- **Given exercise**
Your task is to filter the data below down to the lines holding "document".

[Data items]
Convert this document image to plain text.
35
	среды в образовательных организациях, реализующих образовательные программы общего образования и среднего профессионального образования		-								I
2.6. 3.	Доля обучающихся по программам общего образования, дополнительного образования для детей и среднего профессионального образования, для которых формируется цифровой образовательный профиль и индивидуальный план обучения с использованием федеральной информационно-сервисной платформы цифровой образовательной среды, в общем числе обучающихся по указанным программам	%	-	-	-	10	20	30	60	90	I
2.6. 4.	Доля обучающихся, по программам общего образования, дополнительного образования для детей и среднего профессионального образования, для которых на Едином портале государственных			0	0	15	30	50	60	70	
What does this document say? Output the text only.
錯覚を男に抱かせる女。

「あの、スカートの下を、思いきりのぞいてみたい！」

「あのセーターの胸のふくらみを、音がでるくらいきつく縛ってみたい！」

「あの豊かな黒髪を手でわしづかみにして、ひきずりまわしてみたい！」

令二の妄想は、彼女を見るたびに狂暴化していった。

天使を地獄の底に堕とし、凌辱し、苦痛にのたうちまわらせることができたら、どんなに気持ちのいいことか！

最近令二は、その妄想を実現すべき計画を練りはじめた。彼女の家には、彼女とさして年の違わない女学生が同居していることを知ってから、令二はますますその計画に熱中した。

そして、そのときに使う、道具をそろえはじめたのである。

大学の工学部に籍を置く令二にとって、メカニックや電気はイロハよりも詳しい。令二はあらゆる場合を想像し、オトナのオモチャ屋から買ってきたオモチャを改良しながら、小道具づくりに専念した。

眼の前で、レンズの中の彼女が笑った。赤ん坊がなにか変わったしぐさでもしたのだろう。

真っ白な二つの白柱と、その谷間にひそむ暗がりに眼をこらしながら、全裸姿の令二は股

- **Answer to the task**
Convert this document image to plain text.
What does this document say? Output the text only.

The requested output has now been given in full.